§ Task to complete
Go through the entries one line at a time, and gather every line that has the word "立定跳远".
- - -
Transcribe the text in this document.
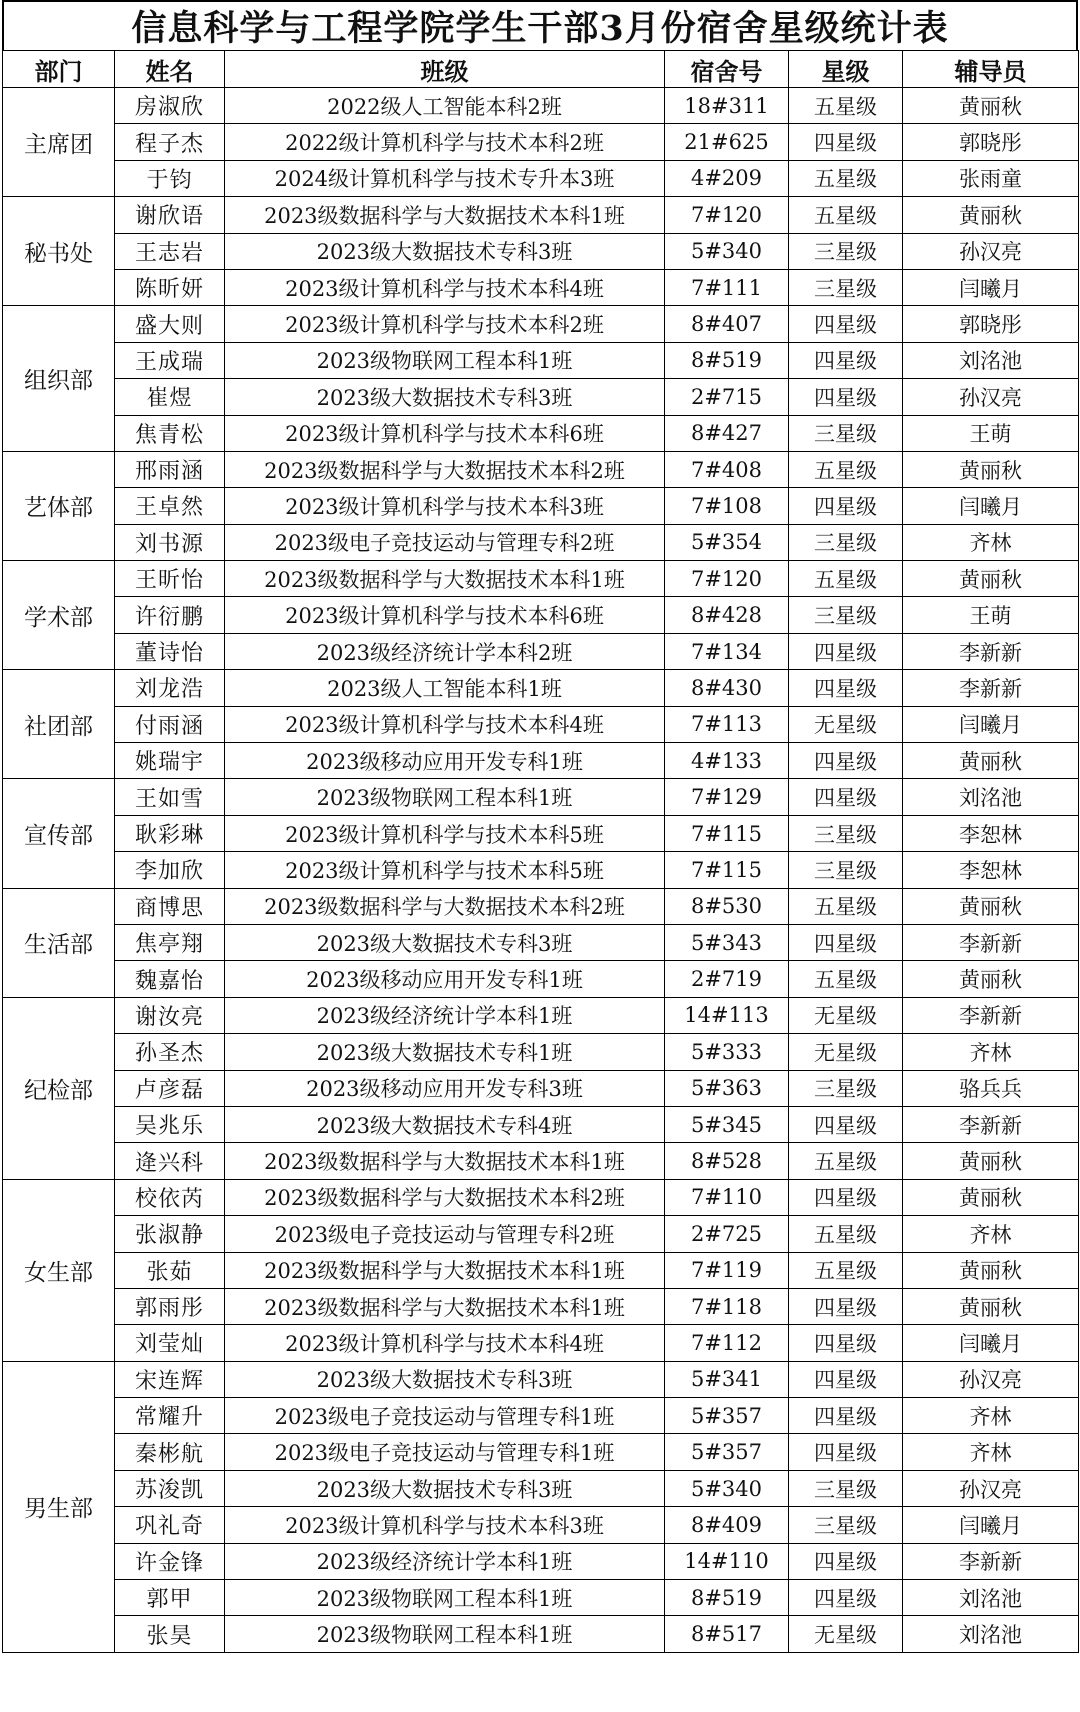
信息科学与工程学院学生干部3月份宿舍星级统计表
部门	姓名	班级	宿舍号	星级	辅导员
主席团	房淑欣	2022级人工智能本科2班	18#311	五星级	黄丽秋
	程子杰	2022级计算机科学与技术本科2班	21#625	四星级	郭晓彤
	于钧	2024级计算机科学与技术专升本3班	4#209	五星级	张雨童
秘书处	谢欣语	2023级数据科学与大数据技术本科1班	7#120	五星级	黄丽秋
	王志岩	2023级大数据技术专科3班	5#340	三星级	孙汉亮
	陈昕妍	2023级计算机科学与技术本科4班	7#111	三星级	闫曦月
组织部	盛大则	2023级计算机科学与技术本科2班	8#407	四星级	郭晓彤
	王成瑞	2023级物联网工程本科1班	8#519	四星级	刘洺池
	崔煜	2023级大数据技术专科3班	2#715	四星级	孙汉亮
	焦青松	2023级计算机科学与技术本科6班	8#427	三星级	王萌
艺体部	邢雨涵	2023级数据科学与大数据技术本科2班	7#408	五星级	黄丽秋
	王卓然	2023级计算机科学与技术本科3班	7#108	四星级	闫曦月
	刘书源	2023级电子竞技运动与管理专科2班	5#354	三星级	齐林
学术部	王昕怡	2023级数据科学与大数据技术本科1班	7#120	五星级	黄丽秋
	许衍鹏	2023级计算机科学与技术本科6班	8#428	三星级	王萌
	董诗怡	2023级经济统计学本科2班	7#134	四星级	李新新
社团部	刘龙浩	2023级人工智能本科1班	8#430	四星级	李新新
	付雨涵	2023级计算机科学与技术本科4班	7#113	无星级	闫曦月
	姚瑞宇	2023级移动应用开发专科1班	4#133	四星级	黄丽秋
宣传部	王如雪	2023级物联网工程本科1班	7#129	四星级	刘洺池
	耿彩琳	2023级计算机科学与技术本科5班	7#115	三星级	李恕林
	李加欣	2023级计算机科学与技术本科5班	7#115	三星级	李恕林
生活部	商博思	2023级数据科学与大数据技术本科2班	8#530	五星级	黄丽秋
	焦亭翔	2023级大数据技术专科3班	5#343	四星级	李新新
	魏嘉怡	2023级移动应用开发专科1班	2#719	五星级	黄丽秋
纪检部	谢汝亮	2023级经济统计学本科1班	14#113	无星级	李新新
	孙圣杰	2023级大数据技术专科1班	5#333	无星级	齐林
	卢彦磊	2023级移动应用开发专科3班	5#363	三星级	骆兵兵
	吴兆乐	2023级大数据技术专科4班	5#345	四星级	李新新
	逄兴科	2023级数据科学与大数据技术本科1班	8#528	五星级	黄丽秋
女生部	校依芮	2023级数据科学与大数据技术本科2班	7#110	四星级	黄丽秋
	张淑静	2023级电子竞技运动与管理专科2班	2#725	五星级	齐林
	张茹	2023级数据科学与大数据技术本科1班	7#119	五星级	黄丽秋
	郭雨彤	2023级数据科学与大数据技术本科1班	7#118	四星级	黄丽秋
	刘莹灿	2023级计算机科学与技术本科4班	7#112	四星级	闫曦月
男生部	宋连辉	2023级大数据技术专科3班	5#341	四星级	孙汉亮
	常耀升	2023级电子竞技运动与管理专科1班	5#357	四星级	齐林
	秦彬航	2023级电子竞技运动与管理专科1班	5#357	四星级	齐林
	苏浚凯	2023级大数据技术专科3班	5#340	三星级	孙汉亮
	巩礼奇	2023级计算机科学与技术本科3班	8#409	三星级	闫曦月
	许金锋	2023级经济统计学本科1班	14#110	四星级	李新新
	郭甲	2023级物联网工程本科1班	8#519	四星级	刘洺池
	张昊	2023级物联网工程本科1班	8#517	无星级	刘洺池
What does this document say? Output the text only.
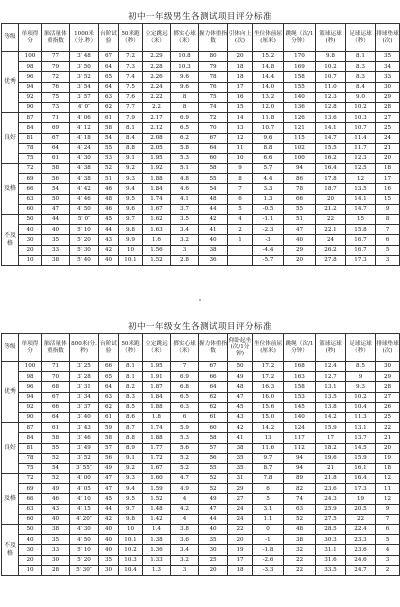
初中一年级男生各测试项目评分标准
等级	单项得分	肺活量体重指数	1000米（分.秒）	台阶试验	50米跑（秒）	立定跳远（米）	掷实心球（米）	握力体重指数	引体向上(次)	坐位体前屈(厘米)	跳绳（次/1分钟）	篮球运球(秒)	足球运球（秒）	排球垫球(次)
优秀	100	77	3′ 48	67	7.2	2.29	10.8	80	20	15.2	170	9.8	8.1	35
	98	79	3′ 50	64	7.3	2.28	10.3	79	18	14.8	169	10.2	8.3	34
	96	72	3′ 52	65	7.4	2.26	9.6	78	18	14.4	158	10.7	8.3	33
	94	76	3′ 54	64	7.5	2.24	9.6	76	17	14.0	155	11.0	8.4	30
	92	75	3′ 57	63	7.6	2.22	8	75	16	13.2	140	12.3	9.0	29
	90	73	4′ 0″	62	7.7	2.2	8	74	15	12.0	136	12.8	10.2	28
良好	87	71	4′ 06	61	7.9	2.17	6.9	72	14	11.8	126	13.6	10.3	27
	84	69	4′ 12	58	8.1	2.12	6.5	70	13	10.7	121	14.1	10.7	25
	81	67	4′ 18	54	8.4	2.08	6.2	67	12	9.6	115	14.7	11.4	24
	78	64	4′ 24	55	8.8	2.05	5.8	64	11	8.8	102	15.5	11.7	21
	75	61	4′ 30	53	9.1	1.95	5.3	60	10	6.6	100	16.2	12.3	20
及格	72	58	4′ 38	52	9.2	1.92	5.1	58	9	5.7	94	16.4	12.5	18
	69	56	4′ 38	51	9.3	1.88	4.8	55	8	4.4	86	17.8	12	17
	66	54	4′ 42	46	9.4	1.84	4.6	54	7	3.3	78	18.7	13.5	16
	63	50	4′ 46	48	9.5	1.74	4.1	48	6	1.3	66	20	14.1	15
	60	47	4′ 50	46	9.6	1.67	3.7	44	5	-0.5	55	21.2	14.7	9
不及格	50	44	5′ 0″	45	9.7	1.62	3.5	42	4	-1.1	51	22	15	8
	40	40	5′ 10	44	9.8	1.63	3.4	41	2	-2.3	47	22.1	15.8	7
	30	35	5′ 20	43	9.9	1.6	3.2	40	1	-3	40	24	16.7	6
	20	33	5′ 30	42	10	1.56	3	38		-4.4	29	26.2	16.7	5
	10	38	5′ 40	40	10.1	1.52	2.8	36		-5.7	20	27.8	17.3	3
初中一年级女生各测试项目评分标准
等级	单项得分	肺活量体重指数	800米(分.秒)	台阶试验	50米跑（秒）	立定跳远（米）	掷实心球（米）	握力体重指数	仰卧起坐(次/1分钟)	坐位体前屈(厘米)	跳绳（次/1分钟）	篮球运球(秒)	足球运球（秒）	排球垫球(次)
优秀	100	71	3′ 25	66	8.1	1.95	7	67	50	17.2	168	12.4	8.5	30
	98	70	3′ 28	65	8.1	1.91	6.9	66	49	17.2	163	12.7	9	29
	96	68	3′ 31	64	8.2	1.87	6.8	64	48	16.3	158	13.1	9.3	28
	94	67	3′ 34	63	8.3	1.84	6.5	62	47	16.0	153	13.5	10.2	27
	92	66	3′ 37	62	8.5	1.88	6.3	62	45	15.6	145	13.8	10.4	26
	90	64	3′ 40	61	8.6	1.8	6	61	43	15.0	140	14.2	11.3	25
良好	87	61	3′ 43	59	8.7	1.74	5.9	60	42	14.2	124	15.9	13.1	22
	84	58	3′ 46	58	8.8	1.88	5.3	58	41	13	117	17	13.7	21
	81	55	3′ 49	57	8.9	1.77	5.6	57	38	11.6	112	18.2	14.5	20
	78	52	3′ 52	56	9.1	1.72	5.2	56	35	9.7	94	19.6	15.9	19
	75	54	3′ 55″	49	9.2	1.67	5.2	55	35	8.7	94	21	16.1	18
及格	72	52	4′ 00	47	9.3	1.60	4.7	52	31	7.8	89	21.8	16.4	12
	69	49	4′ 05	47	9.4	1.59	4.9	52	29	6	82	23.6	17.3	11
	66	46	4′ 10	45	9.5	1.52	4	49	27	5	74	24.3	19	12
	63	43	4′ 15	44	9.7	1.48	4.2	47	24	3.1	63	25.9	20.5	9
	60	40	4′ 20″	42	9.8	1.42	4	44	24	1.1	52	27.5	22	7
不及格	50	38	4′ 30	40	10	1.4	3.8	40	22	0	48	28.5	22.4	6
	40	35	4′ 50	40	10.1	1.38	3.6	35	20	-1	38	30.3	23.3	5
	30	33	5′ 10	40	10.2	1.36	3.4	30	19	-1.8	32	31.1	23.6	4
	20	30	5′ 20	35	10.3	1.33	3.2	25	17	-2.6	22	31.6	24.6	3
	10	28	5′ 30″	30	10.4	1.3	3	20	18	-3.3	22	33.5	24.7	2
- - -
§ Solution
等级	单项得分	肺活量体重指数	1000米（分.秒）	台阶试验	50米跑（秒）	立定跳远（米）	掷实心球（米）	握力体重指数	引体向上(次)	坐位体前屈(厘米)	跳绳（次/1分钟）	篮球运球(秒)	足球运球（秒）	排球垫球(次)
等级	单项得分	肺活量体重指数	800米(分.秒)	台阶试验	50米跑（秒）	立定跳远（米）	掷实心球（米）	握力体重指数	仰卧起坐(次/1分钟)	坐位体前屈(厘米)	跳绳（次/1分钟）	篮球运球(秒)	足球运球（秒）	排球垫球(次)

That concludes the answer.